[Objective] Please repeat every one of the following entries verbatim, line for line, without changing anything.

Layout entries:
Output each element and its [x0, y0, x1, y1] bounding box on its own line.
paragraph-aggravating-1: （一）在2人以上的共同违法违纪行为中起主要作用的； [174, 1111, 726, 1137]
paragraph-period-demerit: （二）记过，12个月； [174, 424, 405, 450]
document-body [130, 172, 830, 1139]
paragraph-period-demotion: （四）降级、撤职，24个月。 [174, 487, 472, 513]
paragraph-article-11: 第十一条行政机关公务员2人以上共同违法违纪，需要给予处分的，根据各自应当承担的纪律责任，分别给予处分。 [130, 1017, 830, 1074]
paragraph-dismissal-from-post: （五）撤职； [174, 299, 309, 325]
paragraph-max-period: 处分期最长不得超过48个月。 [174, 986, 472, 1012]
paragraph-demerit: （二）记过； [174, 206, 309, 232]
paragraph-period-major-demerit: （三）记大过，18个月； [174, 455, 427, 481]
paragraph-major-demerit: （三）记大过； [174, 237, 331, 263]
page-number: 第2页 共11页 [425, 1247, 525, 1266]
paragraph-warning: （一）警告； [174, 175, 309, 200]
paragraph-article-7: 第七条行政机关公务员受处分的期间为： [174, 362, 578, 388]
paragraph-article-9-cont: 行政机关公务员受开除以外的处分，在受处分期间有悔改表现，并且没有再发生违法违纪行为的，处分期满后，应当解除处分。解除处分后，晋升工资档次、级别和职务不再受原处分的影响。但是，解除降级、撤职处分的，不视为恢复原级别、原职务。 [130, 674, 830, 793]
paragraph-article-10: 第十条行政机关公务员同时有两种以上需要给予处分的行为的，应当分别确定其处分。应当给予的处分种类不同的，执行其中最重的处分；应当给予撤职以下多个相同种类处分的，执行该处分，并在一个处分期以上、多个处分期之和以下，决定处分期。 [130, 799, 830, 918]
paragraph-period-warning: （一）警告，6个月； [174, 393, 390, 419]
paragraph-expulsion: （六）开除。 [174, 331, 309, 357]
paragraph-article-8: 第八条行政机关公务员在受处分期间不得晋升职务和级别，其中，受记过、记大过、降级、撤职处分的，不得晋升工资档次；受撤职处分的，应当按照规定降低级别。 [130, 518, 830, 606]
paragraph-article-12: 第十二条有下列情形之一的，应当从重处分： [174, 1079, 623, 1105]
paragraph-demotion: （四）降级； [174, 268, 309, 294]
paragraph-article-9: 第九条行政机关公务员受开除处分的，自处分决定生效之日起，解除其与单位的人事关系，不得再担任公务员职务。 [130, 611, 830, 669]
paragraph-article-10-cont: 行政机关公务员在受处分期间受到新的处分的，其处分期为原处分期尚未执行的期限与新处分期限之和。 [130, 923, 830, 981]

[Answer in full]
Output each element and its [x0, y0, x1, y1] bounding box on its own line.
paragraph-aggravating-1: （一）在2人以上的共同违法违纪行为中起主要作用的； [174, 1111, 726, 1137]
paragraph-period-demerit: （二）记过，12个月； [174, 424, 405, 450]
document-body [130, 172, 830, 1139]
paragraph-period-demotion: （四）降级、撤职，24个月。 [174, 487, 472, 513]
paragraph-article-11: 第十一条行政机关公务员2人以上共同违法违纪，需要给予处分的，根据各自应当承担的纪律责任，分别给予处分。 [130, 1017, 830, 1074]
paragraph-dismissal-from-post: （五）撤职； [174, 299, 309, 325]
paragraph-max-period: 处分期最长不得超过48个月。 [174, 986, 472, 1012]
paragraph-demerit: （二）记过； [174, 206, 309, 232]
paragraph-period-major-demerit: （三）记大过，18个月； [174, 455, 427, 481]
paragraph-major-demerit: （三）记大过； [174, 237, 331, 263]
page-number: 第2页 共11页 [425, 1247, 525, 1266]
paragraph-warning: （一）警告； [174, 175, 309, 200]
paragraph-article-7: 第七条行政机关公务员受处分的期间为： [174, 362, 578, 388]
paragraph-article-9-cont: 行政机关公务员受开除以外的处分，在受处分期间有悔改表现，并且没有再发生违法违纪行为的，处分期满后，应当解除处分。解除处分后，晋升工资档次、级别和职务不再受原处分的影响。但是，解除降级、撤职处分的，不视为恢复原级别、原职务。 [130, 674, 830, 793]
paragraph-article-10: 第十条行政机关公务员同时有两种以上需要给予处分的行为的，应当分别确定其处分。应当给予的处分种类不同的，执行其中最重的处分；应当给予撤职以下多个相同种类处分的，执行该处分，并在一个处分期以上、多个处分期之和以下，决定处分期。 [130, 799, 830, 918]
paragraph-period-warning: （一）警告，6个月； [174, 393, 390, 419]
paragraph-expulsion: （六）开除。 [174, 331, 309, 357]
paragraph-article-8: 第八条行政机关公务员在受处分期间不得晋升职务和级别，其中，受记过、记大过、降级、撤职处分的，不得晋升工资档次；受撤职处分的，应当按照规定降低级别。 [130, 518, 830, 606]
paragraph-article-12: 第十二条有下列情形之一的，应当从重处分： [174, 1079, 623, 1105]
paragraph-demotion: （四）降级； [174, 268, 309, 294]
paragraph-article-9: 第九条行政机关公务员受开除处分的，自处分决定生效之日起，解除其与单位的人事关系，不得再担任公务员职务。 [130, 611, 830, 669]
paragraph-article-10-cont: 行政机关公务员在受处分期间受到新的处分的，其处分期为原处分期尚未执行的期限与新处分期限之和。 [130, 923, 830, 981]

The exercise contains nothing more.